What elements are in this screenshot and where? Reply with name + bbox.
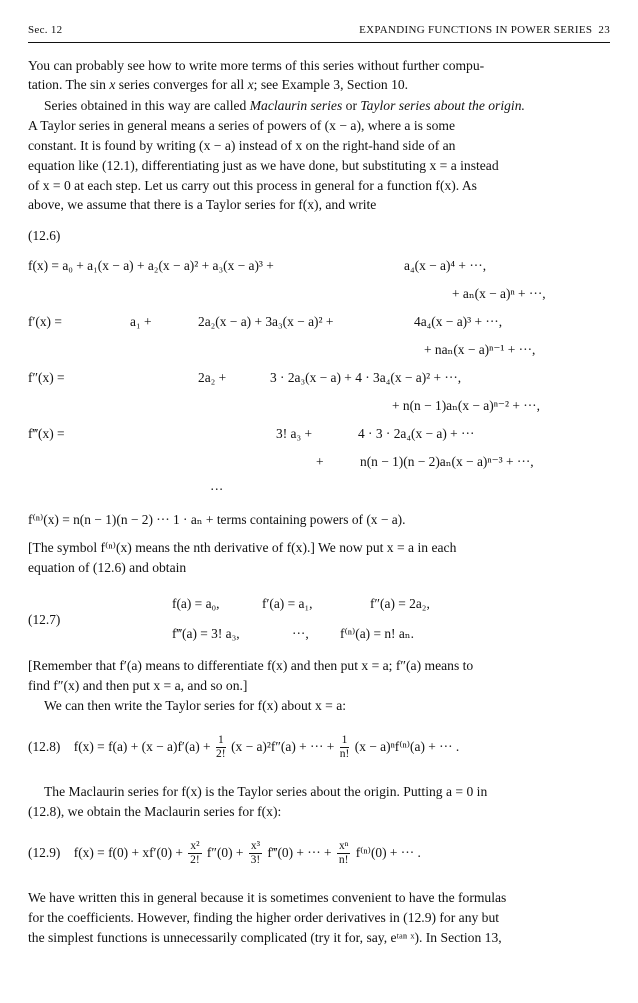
eq-12-6-row9: f⁽ⁿ⁾(x) = n(n − 1)(n − 2) ··· 1 · aₙ + terms containing powers of (x − a). — [28, 512, 406, 527]
eq-12-9-label: (12.9) — [28, 845, 61, 860]
para4-line2: find f″(x) and then put x = a, and so on.] — [28, 678, 248, 693]
para3-line1: [The symbol f⁽ⁿ⁾(x) means the nth derivative of f(x).] We now put x = a in each — [28, 540, 457, 555]
eq-12-7-r1b: f′(a) = a₁, — [262, 596, 313, 611]
para2-line2: A Taylor series in general means a series of powers of (x − a), where a is some — [28, 118, 455, 133]
para5-line2: (12.8), we obtain the Maclaurin series for f(x): — [28, 804, 282, 819]
frac-xn-over-nfact: $\frac{\text{xⁿ}}{n!}$ — [338, 840, 349, 867]
eq-12-6-row3b: a₁ + — [130, 314, 152, 329]
running-header — [28, 24, 610, 40]
eq-12-6-row5c: 3 · 2a₃(x − a) + 4 · 3a₄(x − a)² + ···, — [270, 370, 462, 385]
header-rule — [28, 42, 610, 43]
eq-12-9: (12.9) f(x) = f(0) + xf′(0) + $\frac{\text{x²}}{2!}$ f″(0) + $\frac{\text{x³}}{3!}$ f‴(0) + ··· + $\frac{\text{xⁿ}}{n!}$ f⁽ⁿ⁾(0) + ··· . — [28, 840, 421, 867]
para3-line2: equation of (12.6) and obtain — [28, 560, 187, 575]
frac-1-over-nfact: $\frac{1}{n!}$ — [339, 734, 350, 761]
header-title-page — [359, 24, 610, 36]
para4-line1: [Remember that f′(a) means to differentiate f(x) and then put x = a; f″(a) means to — [28, 658, 474, 673]
eq-12-7-r1c: f″(a) = 2a₂, — [370, 596, 430, 611]
eq-12-6-row3d: 4a₄(x − a)³ + ···, — [414, 314, 503, 329]
eq-12-7-r2a: f‴(a) = 3! a₃, — [172, 626, 240, 641]
eq-12-6-row8a: + — [316, 454, 324, 469]
para6-line2: for the coefficients. However, finding the higher order derivatives in (12.9) for any but — [28, 910, 500, 925]
eq-12-6-vdots: ··· — [210, 482, 224, 497]
eq-12-6-row3c: 2a₂(x − a) + 3a₃(x − a)² + — [198, 314, 334, 329]
frac-1-over-2fact: $\frac{1}{2!}$ — [216, 734, 226, 761]
eq-12-6-row5a: f″(x) = — [28, 370, 65, 385]
eq-12-8-label: (12.8) — [28, 739, 61, 754]
eq-12-6-row3a: f′(x) = — [28, 314, 62, 329]
para2-line3: constant. It is found by writing (x − a) instead of x on the right-hand side of an — [28, 138, 456, 153]
eq-12-7-label: (12.7) — [28, 612, 61, 627]
para1-line2: tation. The sin x series converges for all x; see Example 3, Section 10. — [28, 77, 409, 92]
eq-12-6-row5b: 2a₂ + — [198, 370, 227, 385]
frac-x3-over-3fact: $\frac{\text{x³}}{3!}$ — [250, 840, 261, 867]
para2-line6: above, we assume that there is a Taylor series for f(x), and write — [28, 197, 377, 212]
page-number: 23 — [598, 24, 610, 36]
para4-line3: We can then write the Taylor series for f(x) about x = a: — [44, 698, 347, 713]
eq-12-6-row6: + n(n − 1)aₙ(x − a)ⁿ⁻² + ···, — [392, 398, 540, 413]
eq-12-6-row4: + naₙ(x − a)ⁿ⁻¹ + ···, — [424, 342, 536, 357]
para5-line1: The Maclaurin series for f(x) is the Taylor series about the origin. Putting a = 0 in — [44, 784, 488, 799]
eq-12-6-row7c: 4 · 3 · 2a₄(x − a) + ··· — [358, 426, 475, 441]
eq-12-7-r2b: ···, — [292, 626, 309, 641]
para2-line5: of x = 0 at each step. Let us carry out this process in general for a function f(x). As — [28, 178, 477, 193]
eq-12-6-row8b: n(n − 1)(n − 2)aₙ(x − a)ⁿ⁻³ + ···, — [360, 454, 534, 469]
frac-x2-over-2fact: $\frac{\text{x²}}{2!}$ — [190, 840, 200, 867]
para6-line3: the simplest functions is unnecessarily complicated (try it for, say, eᵗᵃⁿ ˣ). In Section 13, — [28, 930, 502, 945]
eq-12-6-row7a: f‴(x) = — [28, 426, 65, 441]
para2-line1: Series obtained in this way are called Maclaurin series or Taylor series about the origin. — [44, 98, 525, 113]
header-title: EXPANDING FUNCTIONS IN POWER SERIES — [359, 24, 593, 36]
eq-12-6-row7b: 3! a₃ + — [276, 426, 313, 441]
eq-12-6-row2: + aₙ(x − a)ⁿ + ···, — [452, 286, 546, 301]
para2-line4: equation like (12.1), differentiating just as we have done, but substituting x = a instead — [28, 158, 499, 173]
eq-12-8: (12.8) f(x) = f(a) + (x − a)f′(a) + $\frac{1}{2!}$ (x − a)²f″(a) + ··· + $\frac{1}{n!}$ (x − a)ⁿf⁽ⁿ⁾(a) + ··· . — [28, 734, 460, 761]
eq-12-6-row1: f(x) = a₀ + a₁(x − a) + a₂(x − a)² + a₃(x − a)³ + — [28, 258, 274, 273]
para1-line1: You can probably see how to write more terms of this series without further compu- — [28, 58, 485, 73]
eq-12-7-r2c: f⁽ⁿ⁾(a) = n! aₙ. — [340, 626, 414, 641]
eq-12-6-row1b: a₄(x − a)⁴ + ···, — [404, 258, 487, 273]
section-label: Sec. 12 — [28, 24, 63, 36]
eq-12-7-r1a: f(a) = a₀, — [172, 596, 220, 611]
para6-line1: We have written this in general because it is sometimes convenient to have the formulas — [28, 890, 507, 905]
eq-12-6-label: (12.6) — [28, 228, 61, 243]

= = = = =

● **Aim of the task**
Reproduce the whole listing above line for line, word for word, leaving out the picture.

● **Solution to this exercise**
What elements are in this screenshot and where? Reply with name + bbox.
eq-12-6-row9: f⁽ⁿ⁾(x) = n(n − 1)(n − 2) ··· 1 · aₙ + terms containing powers of (x − a). — [28, 512, 406, 527]
eq-12-9-label: (12.9) — [28, 845, 61, 860]
para4-line2: find f″(x) and then put x = a, and so on.] — [28, 678, 248, 693]
para3-line1: [The symbol f⁽ⁿ⁾(x) means the nth derivative of f(x).] We now put x = a in each — [28, 540, 457, 555]
eq-12-7-r1b: f′(a) = a₁, — [262, 596, 313, 611]
para2-line2: A Taylor series in general means a series of powers of (x − a), where a is some — [28, 118, 455, 133]
para5-line2: (12.8), we obtain the Maclaurin series for f(x): — [28, 804, 282, 819]
frac-xn-over-nfact: $\frac{\text{xⁿ}}{n!}$ — [338, 840, 349, 867]
eq-12-6-row3b: a₁ + — [130, 314, 152, 329]
running-header — [28, 24, 610, 40]
eq-12-6-row5c: 3 · 2a₃(x − a) + 4 · 3a₄(x − a)² + ···, — [270, 370, 462, 385]
header-rule — [28, 42, 610, 43]
eq-12-9: (12.9) f(x) = f(0) + xf′(0) + $\frac{\text{x²}}{2!}$ f″(0) + $\frac{\text{x³}}{3!}$ f‴(0) + ··· + $\frac{\text{xⁿ}}{n!}$ f⁽ⁿ⁾(0) + ··· . — [28, 840, 421, 867]
para3-line2: equation of (12.6) and obtain — [28, 560, 187, 575]
frac-1-over-nfact: $\frac{1}{n!}$ — [339, 734, 350, 761]
header-title-page — [359, 24, 610, 36]
para4-line1: [Remember that f′(a) means to differentiate f(x) and then put x = a; f″(a) means to — [28, 658, 474, 673]
eq-12-7-r1c: f″(a) = 2a₂, — [370, 596, 430, 611]
eq-12-6-row3d: 4a₄(x − a)³ + ···, — [414, 314, 503, 329]
eq-12-7-r2a: f‴(a) = 3! a₃, — [172, 626, 240, 641]
eq-12-6-row8a: + — [316, 454, 324, 469]
para6-line2: for the coefficients. However, finding the higher order derivatives in (12.9) for any but — [28, 910, 500, 925]
eq-12-6-vdots: ··· — [210, 482, 224, 497]
eq-12-6-row3c: 2a₂(x − a) + 3a₃(x − a)² + — [198, 314, 334, 329]
frac-1-over-2fact: $\frac{1}{2!}$ — [216, 734, 226, 761]
eq-12-6-row5a: f″(x) = — [28, 370, 65, 385]
eq-12-8-label: (12.8) — [28, 739, 61, 754]
eq-12-6-row3a: f′(x) = — [28, 314, 62, 329]
para2-line3: constant. It is found by writing (x − a) instead of x on the right-hand side of an — [28, 138, 456, 153]
eq-12-7-label: (12.7) — [28, 612, 61, 627]
para1-line2: tation. The sin x series converges for all x; see Example 3, Section 10. — [28, 77, 409, 92]
eq-12-6-row5b: 2a₂ + — [198, 370, 227, 385]
frac-x3-over-3fact: $\frac{\text{x³}}{3!}$ — [250, 840, 261, 867]
para2-line6: above, we assume that there is a Taylor series for f(x), and write — [28, 197, 377, 212]
page-number: 23 — [598, 24, 610, 36]
para4-line3: We can then write the Taylor series for f(x) about x = a: — [44, 698, 347, 713]
eq-12-6-row6: + n(n − 1)aₙ(x − a)ⁿ⁻² + ···, — [392, 398, 540, 413]
eq-12-6-row4: + naₙ(x − a)ⁿ⁻¹ + ···, — [424, 342, 536, 357]
para5-line1: The Maclaurin series for f(x) is the Taylor series about the origin. Putting a = 0 in — [44, 784, 488, 799]
eq-12-6-row7c: 4 · 3 · 2a₄(x − a) + ··· — [358, 426, 475, 441]
eq-12-7-r2b: ···, — [292, 626, 309, 641]
para2-line5: of x = 0 at each step. Let us carry out this process in general for a function f(x). As — [28, 178, 477, 193]
eq-12-6-row8b: n(n − 1)(n − 2)aₙ(x − a)ⁿ⁻³ + ···, — [360, 454, 534, 469]
frac-x2-over-2fact: $\frac{\text{x²}}{2!}$ — [190, 840, 200, 867]
para6-line3: the simplest functions is unnecessarily complicated (try it for, say, eᵗᵃⁿ ˣ). In Section 13, — [28, 930, 502, 945]
eq-12-6-row7a: f‴(x) = — [28, 426, 65, 441]
para2-line1: Series obtained in this way are called Maclaurin series or Taylor series about the origin. — [44, 98, 525, 113]
header-title: EXPANDING FUNCTIONS IN POWER SERIES — [359, 24, 593, 36]
eq-12-6-row7b: 3! a₃ + — [276, 426, 313, 441]
eq-12-6-row2: + aₙ(x − a)ⁿ + ···, — [452, 286, 546, 301]
para2-line4: equation like (12.1), differentiating just as we have done, but substituting x = a instead — [28, 158, 499, 173]
eq-12-8: (12.8) f(x) = f(a) + (x − a)f′(a) + $\frac{1}{2!}$ (x − a)²f″(a) + ··· + $\frac{1}{n!}$ (x − a)ⁿf⁽ⁿ⁾(a) + ··· . — [28, 734, 460, 761]
eq-12-6-row1: f(x) = a₀ + a₁(x − a) + a₂(x − a)² + a₃(x − a)³ + — [28, 258, 274, 273]
para1-line1: You can probably see how to write more terms of this series without further compu- — [28, 58, 485, 73]
eq-12-7-r2c: f⁽ⁿ⁾(a) = n! aₙ. — [340, 626, 414, 641]
eq-12-6-row1b: a₄(x − a)⁴ + ···, — [404, 258, 487, 273]
section-label: Sec. 12 — [28, 24, 63, 36]
eq-12-7-r1a: f(a) = a₀, — [172, 596, 220, 611]
para6-line1: We have written this in general because it is sometimes convenient to have the formulas — [28, 890, 507, 905]
eq-12-6-label: (12.6) — [28, 228, 61, 243]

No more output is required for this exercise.